### Task instructions
Copy out all of the lines below without changing anything, and leave the pictures out.

### Raw data

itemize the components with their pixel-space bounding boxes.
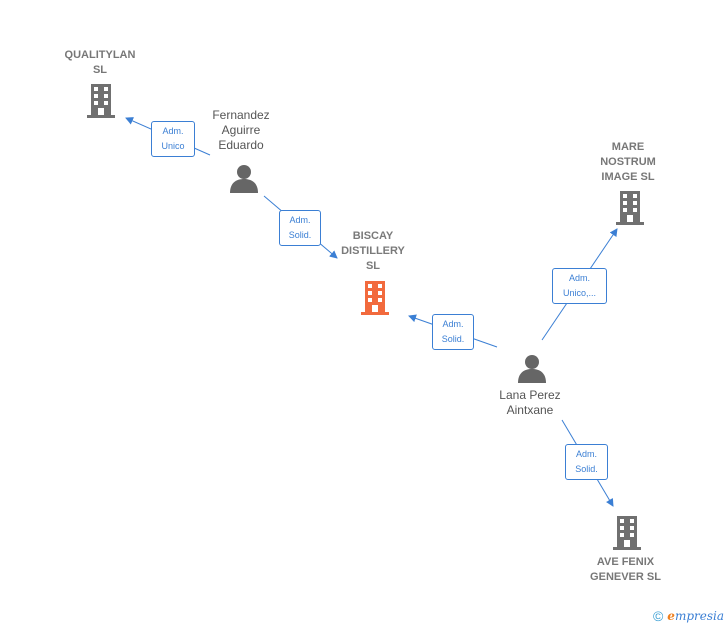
- person-name-fernandez[interactable]: Fernandez Aguirre Eduardo: [212, 108, 270, 152]
- company-name-mare-nostrum[interactable]: MARE NOSTRUM IMAGE SL: [600, 141, 656, 183]
- building-icon[interactable]: [614, 191, 646, 225]
- copyright-icon: ©: [652, 608, 664, 624]
- person-icon[interactable]: [229, 163, 259, 193]
- company-name-ave-fenix[interactable]: AVE FENIX GENEVER SL: [590, 556, 661, 583]
- person-icon[interactable]: [517, 353, 547, 383]
- building-icon[interactable]: [359, 281, 391, 315]
- edge-label-adm-unico-more[interactable]: Adm. Unico,...: [552, 268, 607, 304]
- footer-brand: © empresia: [653, 608, 724, 624]
- building-icon[interactable]: [611, 516, 643, 550]
- edge-label-adm-solid[interactable]: Adm. Solid.: [279, 210, 321, 246]
- brand-logo[interactable]: empresia: [667, 609, 724, 623]
- edge-label-adm-unico[interactable]: Adm. Unico: [151, 121, 195, 157]
- building-icon[interactable]: [85, 84, 117, 118]
- company-name-biscay[interactable]: BISCAY DISTILLERY SL: [341, 230, 405, 272]
- company-name-qualitylan[interactable]: QUALITYLAN SL: [64, 49, 136, 76]
- edge-label-adm-solid[interactable]: Adm. Solid.: [565, 444, 608, 480]
- person-name-lana[interactable]: Lana Perez Aintxane: [499, 388, 561, 417]
- edge-label-adm-solid[interactable]: Adm. Solid.: [432, 314, 474, 350]
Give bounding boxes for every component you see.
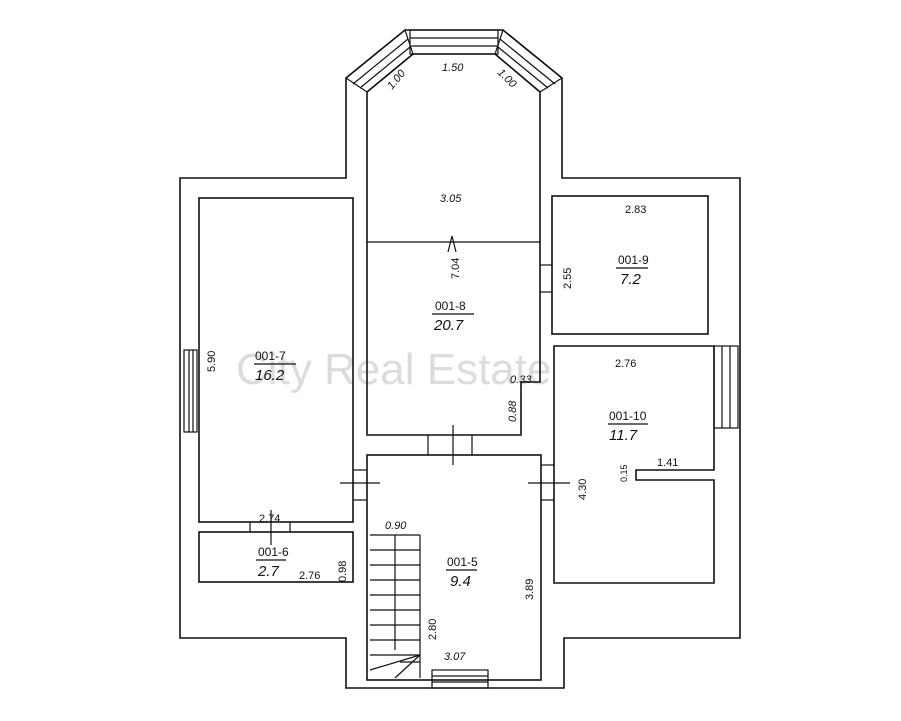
svg-text:001-8: 001-8 bbox=[435, 299, 466, 313]
staircase bbox=[369, 534, 421, 679]
svg-text:0.98: 0.98 bbox=[337, 561, 349, 582]
svg-text:3.89: 3.89 bbox=[524, 579, 536, 600]
svg-text:1.00: 1.00 bbox=[385, 67, 409, 92]
svg-text:0.88: 0.88 bbox=[507, 400, 519, 422]
room-001-5 bbox=[366, 454, 542, 681]
room-label-001-7: 001-7 16.2 bbox=[254, 349, 296, 384]
svg-text:2.74: 2.74 bbox=[259, 513, 280, 525]
svg-text:3.07: 3.07 bbox=[444, 651, 466, 663]
room-001-10 bbox=[553, 345, 715, 584]
svg-text:3.05: 3.05 bbox=[440, 193, 462, 205]
room-label-001-5: 001-5 9.4 bbox=[446, 555, 478, 590]
svg-text:001-5: 001-5 bbox=[447, 555, 478, 569]
room-label-001-9: 001-9 7.2 bbox=[616, 253, 649, 288]
svg-text:2.76: 2.76 bbox=[299, 570, 320, 582]
svg-text:7.2: 7.2 bbox=[620, 271, 642, 288]
svg-text:001-9: 001-9 bbox=[618, 253, 649, 267]
svg-text:2.76: 2.76 bbox=[615, 358, 636, 370]
doors bbox=[249, 264, 570, 545]
svg-text:7.04: 7.04 bbox=[450, 258, 462, 279]
svg-text:0.33: 0.33 bbox=[510, 374, 532, 386]
svg-text:001-7: 001-7 bbox=[255, 349, 286, 363]
room-label-001-6: 001-6 2.7 bbox=[256, 545, 289, 580]
svg-text:001-10: 001-10 bbox=[609, 409, 647, 423]
svg-text:16.2: 16.2 bbox=[255, 367, 285, 384]
room-label-001-8: 001-8 20.7 bbox=[432, 299, 474, 334]
svg-text:001-6: 001-6 bbox=[258, 545, 289, 559]
svg-text:2.55: 2.55 bbox=[562, 268, 574, 289]
windows bbox=[183, 28, 739, 689]
svg-text:0.15: 0.15 bbox=[619, 464, 629, 482]
svg-text:20.7: 20.7 bbox=[433, 317, 464, 334]
svg-text:11.7: 11.7 bbox=[609, 427, 638, 444]
svg-text:4.30: 4.30 bbox=[577, 479, 589, 500]
svg-text:1.50: 1.50 bbox=[442, 62, 464, 74]
svg-text:5.90: 5.90 bbox=[206, 351, 218, 372]
room-label-001-10: 001-10 11.7 bbox=[608, 409, 648, 444]
svg-text:2.83: 2.83 bbox=[625, 204, 646, 216]
svg-text:9.4: 9.4 bbox=[450, 573, 471, 590]
svg-text:2.7: 2.7 bbox=[257, 563, 280, 580]
svg-text:1.41: 1.41 bbox=[657, 457, 678, 469]
dimension-labels: 1.00 1.50 1.00 3.05 7.04 0.33 0.88 2.83 … bbox=[206, 62, 678, 663]
room-001-7 bbox=[198, 197, 354, 523]
room-001-6 bbox=[198, 531, 354, 583]
svg-text:2.80: 2.80 bbox=[427, 619, 439, 640]
svg-text:0.90: 0.90 bbox=[385, 520, 407, 532]
arrow-icon bbox=[447, 235, 457, 253]
watermark: City Real Estate bbox=[236, 345, 551, 394]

### Written answer
itemize the components with their pixel-space bounding boxes.
- person-name-fernandez[interactable]: Fernandez Aguirre Eduardo: [212, 108, 270, 152]
- company-name-mare-nostrum[interactable]: MARE NOSTRUM IMAGE SL: [600, 141, 656, 183]
- building-icon[interactable]: [614, 191, 646, 225]
- copyright-icon: ©: [652, 608, 664, 624]
- person-icon[interactable]: [229, 163, 259, 193]
- company-name-ave-fenix[interactable]: AVE FENIX GENEVER SL: [590, 556, 661, 583]
- person-icon[interactable]: [517, 353, 547, 383]
- building-icon[interactable]: [359, 281, 391, 315]
- edge-label-adm-unico-more[interactable]: Adm. Unico,...: [552, 268, 607, 304]
- footer-brand: © empresia: [653, 608, 724, 624]
- building-icon[interactable]: [611, 516, 643, 550]
- edge-label-adm-solid[interactable]: Adm. Solid.: [279, 210, 321, 246]
- brand-logo[interactable]: empresia: [667, 609, 724, 623]
- edge-label-adm-unico[interactable]: Adm. Unico: [151, 121, 195, 157]
- building-icon[interactable]: [85, 84, 117, 118]
- company-name-biscay[interactable]: BISCAY DISTILLERY SL: [341, 230, 405, 272]
- company-name-qualitylan[interactable]: QUALITYLAN SL: [64, 49, 136, 76]
- edge-label-adm-solid[interactable]: Adm. Solid.: [565, 444, 608, 480]
- person-name-lana[interactable]: Lana Perez Aintxane: [499, 388, 561, 417]
- edge-label-adm-solid[interactable]: Adm. Solid.: [432, 314, 474, 350]
Give bounding boxes for every component you see.
svg-text:001-8: 001-8 bbox=[435, 299, 466, 313]
staircase bbox=[369, 534, 421, 679]
svg-text:0.98: 0.98 bbox=[337, 561, 349, 582]
svg-text:3.89: 3.89 bbox=[524, 579, 536, 600]
svg-text:1.00: 1.00 bbox=[385, 67, 409, 92]
svg-text:0.88: 0.88 bbox=[507, 400, 519, 422]
room-001-5 bbox=[366, 454, 542, 681]
room-label-001-7: 001-7 16.2 bbox=[254, 349, 296, 384]
svg-text:2.74: 2.74 bbox=[259, 513, 280, 525]
svg-text:3.07: 3.07 bbox=[444, 651, 466, 663]
room-001-10 bbox=[553, 345, 715, 584]
svg-text:3.05: 3.05 bbox=[440, 193, 462, 205]
room-label-001-5: 001-5 9.4 bbox=[446, 555, 478, 590]
svg-text:001-5: 001-5 bbox=[447, 555, 478, 569]
room-label-001-9: 001-9 7.2 bbox=[616, 253, 649, 288]
svg-text:2.76: 2.76 bbox=[299, 570, 320, 582]
svg-text:7.2: 7.2 bbox=[620, 271, 642, 288]
svg-text:001-9: 001-9 bbox=[618, 253, 649, 267]
svg-text:2.76: 2.76 bbox=[615, 358, 636, 370]
doors bbox=[249, 264, 570, 545]
svg-text:7.04: 7.04 bbox=[450, 258, 462, 279]
svg-text:0.33: 0.33 bbox=[510, 374, 532, 386]
svg-text:001-7: 001-7 bbox=[255, 349, 286, 363]
room-label-001-6: 001-6 2.7 bbox=[256, 545, 289, 580]
svg-text:001-10: 001-10 bbox=[609, 409, 647, 423]
svg-text:16.2: 16.2 bbox=[255, 367, 285, 384]
room-label-001-8: 001-8 20.7 bbox=[432, 299, 474, 334]
svg-text:001-6: 001-6 bbox=[258, 545, 289, 559]
svg-text:2.55: 2.55 bbox=[562, 268, 574, 289]
windows bbox=[183, 28, 739, 689]
svg-text:0.15: 0.15 bbox=[619, 464, 629, 482]
svg-text:20.7: 20.7 bbox=[433, 317, 464, 334]
svg-text:11.7: 11.7 bbox=[609, 427, 638, 444]
svg-text:4.30: 4.30 bbox=[577, 479, 589, 500]
svg-text:1.50: 1.50 bbox=[442, 62, 464, 74]
svg-text:5.90: 5.90 bbox=[206, 351, 218, 372]
room-label-001-10: 001-10 11.7 bbox=[608, 409, 648, 444]
svg-text:2.83: 2.83 bbox=[625, 204, 646, 216]
svg-text:9.4: 9.4 bbox=[450, 573, 471, 590]
svg-text:2.7: 2.7 bbox=[257, 563, 280, 580]
svg-text:1.41: 1.41 bbox=[657, 457, 678, 469]
dimension-labels: 1.00 1.50 1.00 3.05 7.04 0.33 0.88 2.83 … bbox=[206, 62, 678, 663]
room-001-7 bbox=[198, 197, 354, 523]
room-001-6 bbox=[198, 531, 354, 583]
svg-text:2.80: 2.80 bbox=[427, 619, 439, 640]
svg-text:0.90: 0.90 bbox=[385, 520, 407, 532]
arrow-icon bbox=[447, 235, 457, 253]
watermark: City Real Estate bbox=[236, 345, 551, 394]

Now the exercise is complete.